-- start of Data supplied --

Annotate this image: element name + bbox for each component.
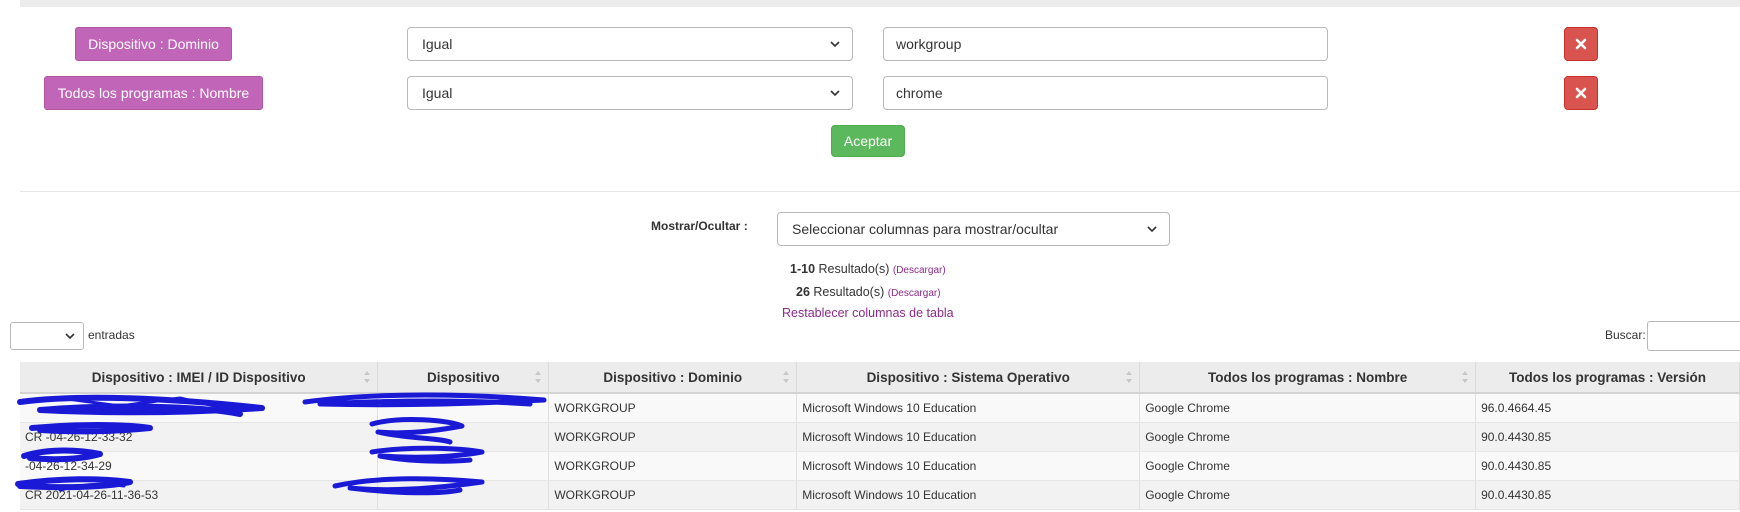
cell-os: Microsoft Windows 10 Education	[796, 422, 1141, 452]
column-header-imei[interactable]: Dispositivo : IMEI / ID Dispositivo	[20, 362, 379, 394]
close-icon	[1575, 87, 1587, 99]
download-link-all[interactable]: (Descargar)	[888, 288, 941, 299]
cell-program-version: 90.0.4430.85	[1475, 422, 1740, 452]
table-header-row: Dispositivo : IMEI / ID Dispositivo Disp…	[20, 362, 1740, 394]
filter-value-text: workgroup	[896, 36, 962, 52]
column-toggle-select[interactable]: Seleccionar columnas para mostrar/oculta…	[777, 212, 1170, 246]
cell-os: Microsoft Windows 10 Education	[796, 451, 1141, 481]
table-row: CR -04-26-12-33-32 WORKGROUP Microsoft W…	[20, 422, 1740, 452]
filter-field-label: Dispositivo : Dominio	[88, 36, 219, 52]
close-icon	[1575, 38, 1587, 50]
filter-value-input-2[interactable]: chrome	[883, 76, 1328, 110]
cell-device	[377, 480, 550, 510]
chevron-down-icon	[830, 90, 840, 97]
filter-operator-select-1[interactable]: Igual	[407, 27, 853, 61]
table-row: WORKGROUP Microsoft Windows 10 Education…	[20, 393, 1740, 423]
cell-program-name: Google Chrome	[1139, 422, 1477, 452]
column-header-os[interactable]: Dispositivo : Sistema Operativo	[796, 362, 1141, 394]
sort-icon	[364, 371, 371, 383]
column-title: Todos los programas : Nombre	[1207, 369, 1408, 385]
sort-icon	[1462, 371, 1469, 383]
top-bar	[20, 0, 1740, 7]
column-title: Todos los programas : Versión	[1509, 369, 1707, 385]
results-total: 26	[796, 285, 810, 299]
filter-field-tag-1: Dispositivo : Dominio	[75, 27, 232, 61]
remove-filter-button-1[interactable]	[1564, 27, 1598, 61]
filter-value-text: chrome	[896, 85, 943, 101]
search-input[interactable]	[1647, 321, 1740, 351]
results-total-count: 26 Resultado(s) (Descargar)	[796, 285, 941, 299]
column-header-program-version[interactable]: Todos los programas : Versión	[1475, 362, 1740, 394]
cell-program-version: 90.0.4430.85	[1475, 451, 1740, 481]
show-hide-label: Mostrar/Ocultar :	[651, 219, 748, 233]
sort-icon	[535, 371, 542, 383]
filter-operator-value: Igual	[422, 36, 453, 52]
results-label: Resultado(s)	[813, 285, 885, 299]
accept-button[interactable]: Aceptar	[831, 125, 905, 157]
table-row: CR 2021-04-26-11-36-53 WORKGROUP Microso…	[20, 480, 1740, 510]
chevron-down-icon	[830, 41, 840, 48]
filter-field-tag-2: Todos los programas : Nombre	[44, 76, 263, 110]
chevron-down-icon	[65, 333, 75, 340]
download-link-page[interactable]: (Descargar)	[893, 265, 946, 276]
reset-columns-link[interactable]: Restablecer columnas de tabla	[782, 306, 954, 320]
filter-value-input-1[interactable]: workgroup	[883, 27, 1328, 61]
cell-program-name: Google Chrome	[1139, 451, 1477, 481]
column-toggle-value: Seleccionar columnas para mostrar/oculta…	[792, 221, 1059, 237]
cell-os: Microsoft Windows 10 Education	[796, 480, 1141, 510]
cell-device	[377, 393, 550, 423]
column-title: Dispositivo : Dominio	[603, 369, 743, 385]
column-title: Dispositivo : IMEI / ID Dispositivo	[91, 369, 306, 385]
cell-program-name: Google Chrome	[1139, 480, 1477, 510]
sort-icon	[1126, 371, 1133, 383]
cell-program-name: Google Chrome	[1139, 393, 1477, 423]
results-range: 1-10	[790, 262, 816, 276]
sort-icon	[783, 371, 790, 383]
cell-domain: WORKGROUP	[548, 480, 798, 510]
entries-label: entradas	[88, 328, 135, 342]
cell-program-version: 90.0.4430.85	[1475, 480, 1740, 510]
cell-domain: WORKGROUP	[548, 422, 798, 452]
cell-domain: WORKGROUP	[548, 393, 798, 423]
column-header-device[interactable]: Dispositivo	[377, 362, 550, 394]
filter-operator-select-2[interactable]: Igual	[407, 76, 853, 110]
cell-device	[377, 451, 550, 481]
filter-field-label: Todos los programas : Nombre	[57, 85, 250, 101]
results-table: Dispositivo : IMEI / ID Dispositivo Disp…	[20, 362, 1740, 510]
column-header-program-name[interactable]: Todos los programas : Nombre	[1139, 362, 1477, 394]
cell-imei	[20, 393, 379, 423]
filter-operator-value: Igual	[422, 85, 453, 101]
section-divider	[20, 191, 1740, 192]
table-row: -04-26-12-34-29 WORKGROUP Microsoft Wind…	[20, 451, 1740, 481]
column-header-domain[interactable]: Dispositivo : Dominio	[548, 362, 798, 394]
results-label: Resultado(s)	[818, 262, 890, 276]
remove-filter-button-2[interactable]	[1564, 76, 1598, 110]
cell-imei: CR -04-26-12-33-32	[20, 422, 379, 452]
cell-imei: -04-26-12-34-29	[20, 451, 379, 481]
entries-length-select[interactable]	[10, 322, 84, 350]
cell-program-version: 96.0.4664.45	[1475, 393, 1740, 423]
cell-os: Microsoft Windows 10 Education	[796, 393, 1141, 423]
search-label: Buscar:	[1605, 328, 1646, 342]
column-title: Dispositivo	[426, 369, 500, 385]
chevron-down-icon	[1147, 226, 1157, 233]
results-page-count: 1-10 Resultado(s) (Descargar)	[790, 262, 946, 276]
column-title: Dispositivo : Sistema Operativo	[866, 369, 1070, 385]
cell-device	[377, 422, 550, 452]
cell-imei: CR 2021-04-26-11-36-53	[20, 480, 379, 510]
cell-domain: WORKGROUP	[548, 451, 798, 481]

-- end of Data supplied --
-- start of Data supplied --

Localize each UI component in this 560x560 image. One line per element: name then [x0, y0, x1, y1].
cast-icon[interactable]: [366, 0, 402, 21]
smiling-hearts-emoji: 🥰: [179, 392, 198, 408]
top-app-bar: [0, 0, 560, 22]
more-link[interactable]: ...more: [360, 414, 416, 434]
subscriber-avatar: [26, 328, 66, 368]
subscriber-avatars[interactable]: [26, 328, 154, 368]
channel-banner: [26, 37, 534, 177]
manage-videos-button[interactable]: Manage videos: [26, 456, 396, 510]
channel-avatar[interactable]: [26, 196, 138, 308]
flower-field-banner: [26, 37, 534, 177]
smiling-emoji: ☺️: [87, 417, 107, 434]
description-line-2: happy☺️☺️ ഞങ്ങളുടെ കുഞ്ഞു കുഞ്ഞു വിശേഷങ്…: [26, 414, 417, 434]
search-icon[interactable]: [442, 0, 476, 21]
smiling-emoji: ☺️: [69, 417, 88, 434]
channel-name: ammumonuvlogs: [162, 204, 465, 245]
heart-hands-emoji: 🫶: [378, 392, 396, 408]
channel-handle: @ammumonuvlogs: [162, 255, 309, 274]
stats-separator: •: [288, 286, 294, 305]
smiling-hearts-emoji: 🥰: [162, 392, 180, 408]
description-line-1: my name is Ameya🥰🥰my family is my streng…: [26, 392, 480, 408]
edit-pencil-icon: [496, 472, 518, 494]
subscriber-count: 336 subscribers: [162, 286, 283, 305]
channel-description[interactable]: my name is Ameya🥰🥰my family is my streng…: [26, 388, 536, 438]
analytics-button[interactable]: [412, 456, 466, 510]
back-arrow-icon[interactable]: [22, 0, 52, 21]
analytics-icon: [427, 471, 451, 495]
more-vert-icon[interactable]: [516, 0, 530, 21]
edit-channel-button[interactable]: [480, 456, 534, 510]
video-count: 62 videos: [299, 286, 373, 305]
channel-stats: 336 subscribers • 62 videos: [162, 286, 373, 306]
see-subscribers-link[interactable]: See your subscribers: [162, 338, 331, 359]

-- end of Data supplied --

-- Written task --
Copy the material above exactly, starting with the line that contains "Localize each UI" and continuing through the line that contains "channel-name: ammumonuvlogs: [162, 204, 465, 245]".

-- Solution for this exercise --
Localize each UI component in this 560x560 image. One line per element: name then [x0, y0, x1, y1].
cast-icon[interactable]: [366, 0, 402, 21]
smiling-hearts-emoji: 🥰: [179, 392, 198, 408]
top-app-bar: [0, 0, 560, 22]
more-link[interactable]: ...more: [360, 414, 416, 434]
subscriber-avatar: [26, 328, 66, 368]
subscriber-avatars[interactable]: [26, 328, 154, 368]
channel-banner: [26, 37, 534, 177]
manage-videos-button[interactable]: Manage videos: [26, 456, 396, 510]
channel-avatar[interactable]: [26, 196, 138, 308]
flower-field-banner: [26, 37, 534, 177]
smiling-emoji: ☺️: [87, 417, 107, 434]
description-line-2: happy☺️☺️ ഞങ്ങളുടെ കുഞ്ഞു കുഞ്ഞു വിശേഷങ്…: [26, 414, 417, 434]
search-icon[interactable]: [442, 0, 476, 21]
smiling-emoji: ☺️: [69, 417, 88, 434]
channel-name: ammumonuvlogs: [162, 204, 465, 245]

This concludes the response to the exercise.